* **Instructions for the task**:
Return every record verbatim.

* **Source data**:
==========

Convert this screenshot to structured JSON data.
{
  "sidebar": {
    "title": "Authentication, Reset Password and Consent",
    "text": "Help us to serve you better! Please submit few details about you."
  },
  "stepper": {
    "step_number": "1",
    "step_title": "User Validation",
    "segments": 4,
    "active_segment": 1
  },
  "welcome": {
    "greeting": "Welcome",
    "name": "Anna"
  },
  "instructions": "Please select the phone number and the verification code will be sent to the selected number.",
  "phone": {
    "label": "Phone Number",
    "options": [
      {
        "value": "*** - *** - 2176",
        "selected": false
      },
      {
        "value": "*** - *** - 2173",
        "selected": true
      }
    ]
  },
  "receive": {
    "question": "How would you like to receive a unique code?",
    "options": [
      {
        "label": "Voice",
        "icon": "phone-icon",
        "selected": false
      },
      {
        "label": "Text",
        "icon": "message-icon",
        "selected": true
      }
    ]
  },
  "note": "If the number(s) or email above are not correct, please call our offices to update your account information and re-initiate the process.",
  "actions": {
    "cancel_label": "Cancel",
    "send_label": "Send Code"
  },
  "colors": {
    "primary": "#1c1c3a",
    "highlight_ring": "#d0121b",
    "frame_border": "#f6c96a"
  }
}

==========

* **Solution to the problem**:
Convert this screenshot to structured JSON data.
{
  "sidebar": {
    "title": "Authentication, Reset Password and Consent",
    "text": "Help us to serve you better! Please submit few details about you."
  },
  "stepper": {
    "step_number": "1",
    "step_title": "User Validation",
    "segments": 4,
    "active_segment": 1
  },
  "welcome": {
    "greeting": "Welcome",
    "name": "Anna"
  },
  "instructions": "Please select the phone number and the verification code will be sent to the selected number.",
  "phone": {
    "label": "Phone Number",
    "options": [
      {
        "value": "*** - *** - 2176",
        "selected": false
      },
      {
        "value": "*** - *** - 2173",
        "selected": true
      }
    ]
  },
  "receive": {
    "question": "How would you like to receive a unique code?",
    "options": [
      {
        "label": "Voice",
        "icon": "phone-icon",
        "selected": false
      },
      {
        "label": "Text",
        "icon": "message-icon",
        "selected": true
      }
    ]
  },
  "note": "If the number(s) or email above are not correct, please call our offices to update your account information and re-initiate the process.",
  "actions": {
    "cancel_label": "Cancel",
    "send_label": "Send Code"
  },
  "colors": {
    "primary": "#1c1c3a",
    "highlight_ring": "#d0121b",
    "frame_border": "#f6c96a"
  }
}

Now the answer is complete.